===== EXCERPTED DATA
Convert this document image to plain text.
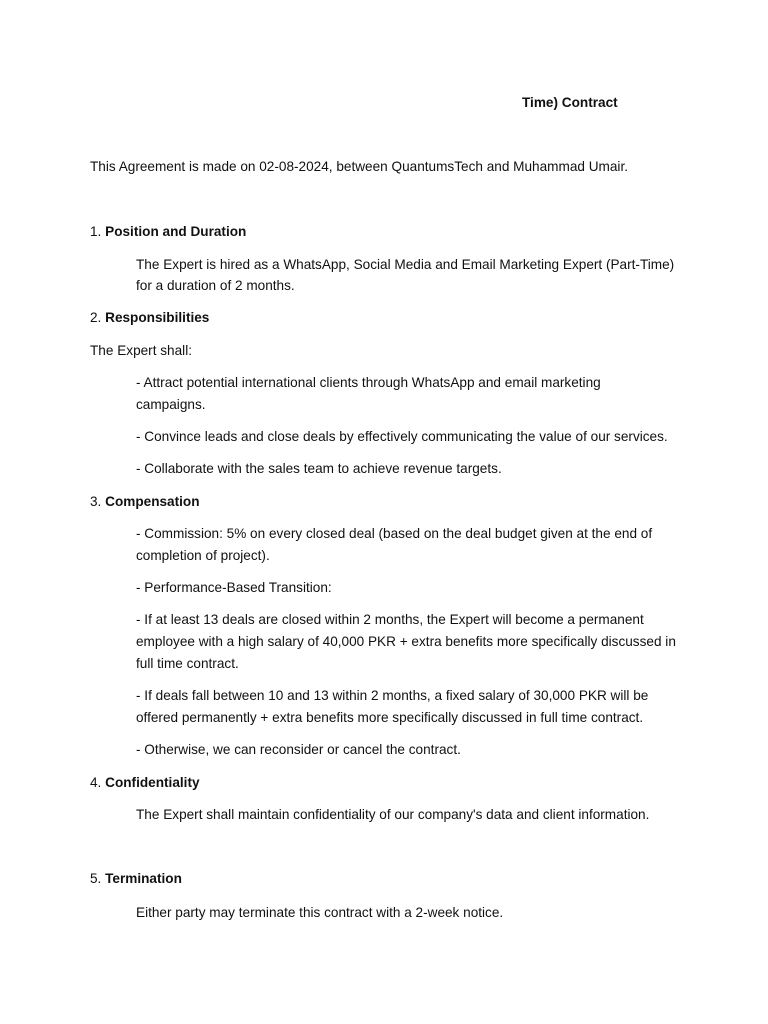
Time) Contract
This Agreement is made on 02-08-2024, between QuantumsTech and Muhammad Umair.
1. Position and Duration
The Expert is hired as a WhatsApp, Social Media and Email Marketing Expert (Part-Time)
for a duration of 2 months.
2. Responsibilities
The Expert shall:
- Attract potential international clients through WhatsApp and email marketing
campaigns.
- Convince leads and close deals by effectively communicating the value of our services.
- Collaborate with the sales team to achieve revenue targets.
3. Compensation
- Commission: 5% on every closed deal (based on the deal budget given at the end of
completion of project).
- Performance-Based Transition:
- If at least 13 deals are closed within 2 months, the Expert will become a permanent
employee with a high salary of 40,000 PKR + extra benefits more specifically discussed in
full time contract.
- If deals fall between 10 and 13 within 2 months, a fixed salary of 30,000 PKR will be
offered permanently + extra benefits more specifically discussed in full time contract.
- Otherwise, we can reconsider or cancel the contract.
4. Confidentiality
The Expert shall maintain confidentiality of our company's data and client information.
5. Termination
Either party may terminate this contract with a 2-week notice.
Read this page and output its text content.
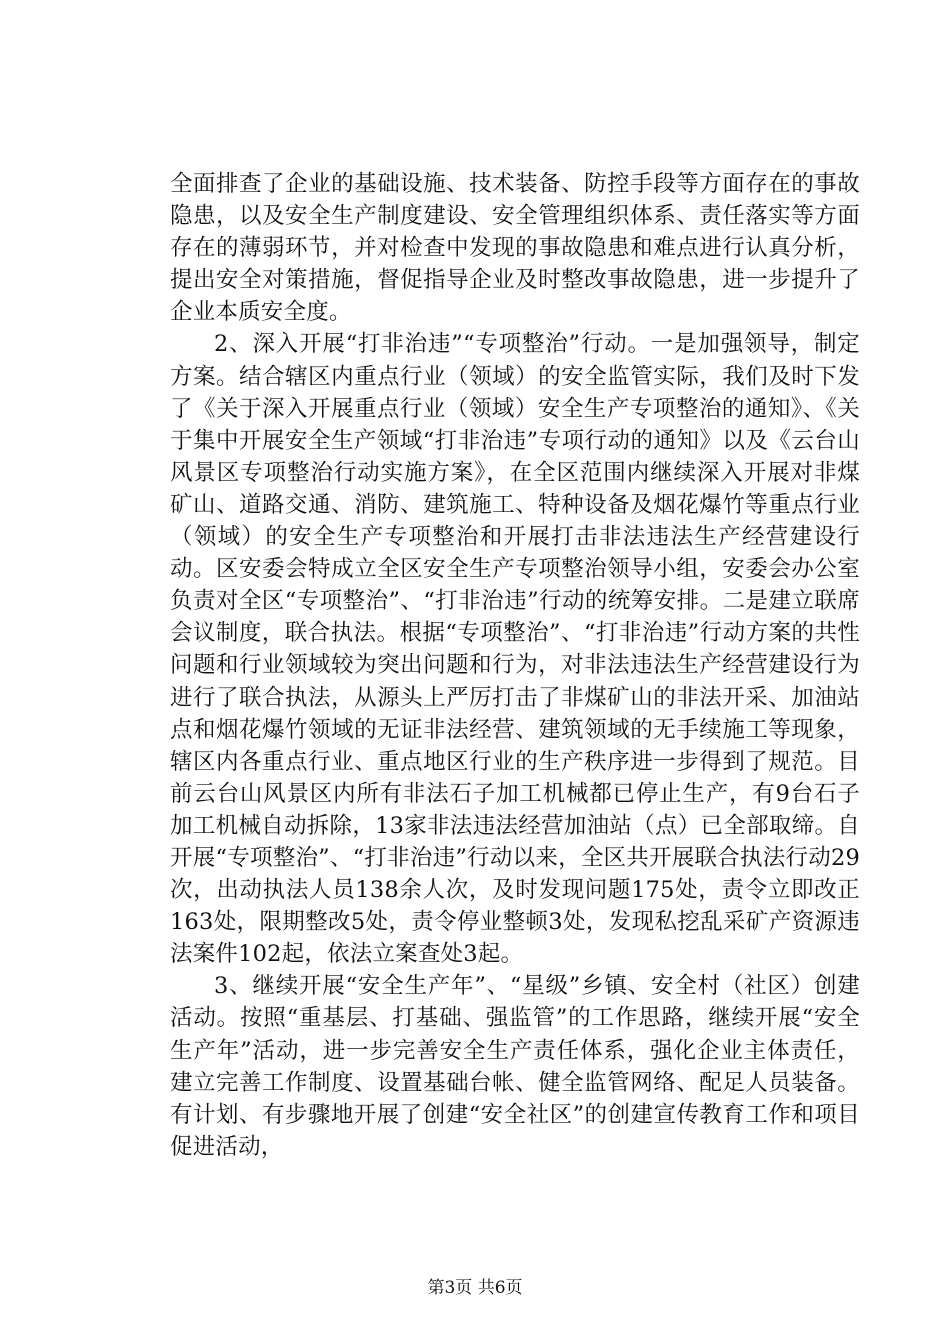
全面排查了企业的基础设施、技术装备、防控手段等方面存在的事故隐患，以及安全生产制度建设、安全管理组织体系、责任落实等方面存在的薄弱环节，并对检查中发现的事故隐患和难点进行认真分析，提出安全对策措施，督促指导企业及时整改事故隐患，进一步提升了企业本质安全度。

2、深入开展“打非治违”“专项整治”行动。一是加强领导，制定方案。结合辖区内重点行业（领域）的安全监管实际，我们及时下发了《关于深入开展重点行业（领域）安全生产专项整治的通知》、《关于集中开展安全生产领域“打非治违”专项行动的通知》以及《云台山风景区专项整治行动实施方案》，在全区范围内继续深入开展对非煤矿山、道路交通、消防、建筑施工、特种设备及烟花爆竹等重点行业（领域）的安全生产专项整治和开展打击非法违法生产经营建设行动。区安委会特成立全区安全生产专项整治领导小组，安委会办公室负责对全区“专项整治”、“打非治违”行动的统筹安排。二是建立联席会议制度，联合执法。根据“专项整治”、“打非治违”行动方案的共性问题和行业领域较为突出问题和行为，对非法违法生产经营建设行为进行了联合执法，从源头上严厉打击了非煤矿山的非法开采、加油站点和烟花爆竹领域的无证非法经营、建筑领域的无手续施工等现象，辖区内各重点行业、重点地区行业的生产秩序进一步得到了规范。目前云台山风景区内所有非法石子加工机械都已停止生产，有9台石子加工机械自动拆除，13家非法违法经营加油站（点）已全部取缔。自开展“专项整治”、“打非治违”行动以来，全区共开展联合执法行动29次，出动执法人员138余人次，及时发现问题175处，责令立即改正163处，限期整改5处，责令停业整顿3处，发现私挖乱采矿产资源违法案件102起，依法立案查处3起。

3、继续开展“安全生产年”、“星级”乡镇、安全村（社区）创建活动。按照“重基层、打基础、强监管”的工作思路，继续开展“安全生产年”活动，进一步完善安全生产责任体系，强化企业主体责任，建立完善工作制度、设置基础台帐、健全监管网络、配足人员装备。有计划、有步骤地开展了创建“安全社区”的创建宣传教育工作和项目促进活动，

第3页 共6页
==========
GIVEN EXERCISE - Set down every entry word for word, but omit the pictures.

COMPLETE OUTPUT -
Convert this document image to plain text.
Time) Contract
This Agreement is made on 02-08-2024, between QuantumsTech and Muhammad Umair.
1. Position and Duration
The Expert is hired as a WhatsApp, Social Media and Email Marketing Expert (Part-Time)
for a duration of 2 months.
2. Responsibilities
The Expert shall:
- Attract potential international clients through WhatsApp and email marketing
campaigns.
- Convince leads and close deals by effectively communicating the value of our services.
- Collaborate with the sales team to achieve revenue targets.
3. Compensation
- Commission: 5% on every closed deal (based on the deal budget given at the end of
completion of project).
- Performance-Based Transition:
- If at least 13 deals are closed within 2 months, the Expert will become a permanent
employee with a high salary of 40,000 PKR + extra benefits more specifically discussed in
full time contract.
- If deals fall between 10 and 13 within 2 months, a fixed salary of 30,000 PKR will be
offered permanently + extra benefits more specifically discussed in full time contract.
- Otherwise, we can reconsider or cancel the contract.
4. Confidentiality
The Expert shall maintain confidentiality of our company's data and client information.
5. Termination
Either party may terminate this contract with a 2-week notice.
Read this page and output its text content.
全面排查了企业的基础设施、技术装备、防控手段等方面存在的事故隐患，以及安全生产制度建设、安全管理组织体系、责任落实等方面存在的薄弱环节，并对检查中发现的事故隐患和难点进行认真分析，提出安全对策措施，督促指导企业及时整改事故隐患，进一步提升了企业本质安全度。

2、深入开展“打非治违”“专项整治”行动。一是加强领导，制定方案。结合辖区内重点行业（领域）的安全监管实际，我们及时下发了《关于深入开展重点行业（领域）安全生产专项整治的通知》、《关于集中开展安全生产领域“打非治违”专项行动的通知》以及《云台山风景区专项整治行动实施方案》，在全区范围内继续深入开展对非煤矿山、道路交通、消防、建筑施工、特种设备及烟花爆竹等重点行业（领域）的安全生产专项整治和开展打击非法违法生产经营建设行动。区安委会特成立全区安全生产专项整治领导小组，安委会办公室负责对全区“专项整治”、“打非治违”行动的统筹安排。二是建立联席会议制度，联合执法。根据“专项整治”、“打非治违”行动方案的共性问题和行业领域较为突出问题和行为，对非法违法生产经营建设行为进行了联合执法，从源头上严厉打击了非煤矿山的非法开采、加油站点和烟花爆竹领域的无证非法经营、建筑领域的无手续施工等现象，辖区内各重点行业、重点地区行业的生产秩序进一步得到了规范。目前云台山风景区内所有非法石子加工机械都已停止生产，有9台石子加工机械自动拆除，13家非法违法经营加油站（点）已全部取缔。自开展“专项整治”、“打非治违”行动以来，全区共开展联合执法行动29次，出动执法人员138余人次，及时发现问题175处，责令立即改正163处，限期整改5处，责令停业整顿3处，发现私挖乱采矿产资源违法案件102起，依法立案查处3起。

3、继续开展“安全生产年”、“星级”乡镇、安全村（社区）创建活动。按照“重基层、打基础、强监管”的工作思路，继续开展“安全生产年”活动，进一步完善安全生产责任体系，强化企业主体责任，建立完善工作制度、设置基础台帐、健全监管网络、配足人员装备。有计划、有步骤地开展了创建“安全社区”的创建宣传教育工作和项目促进活动，

第3页 共6页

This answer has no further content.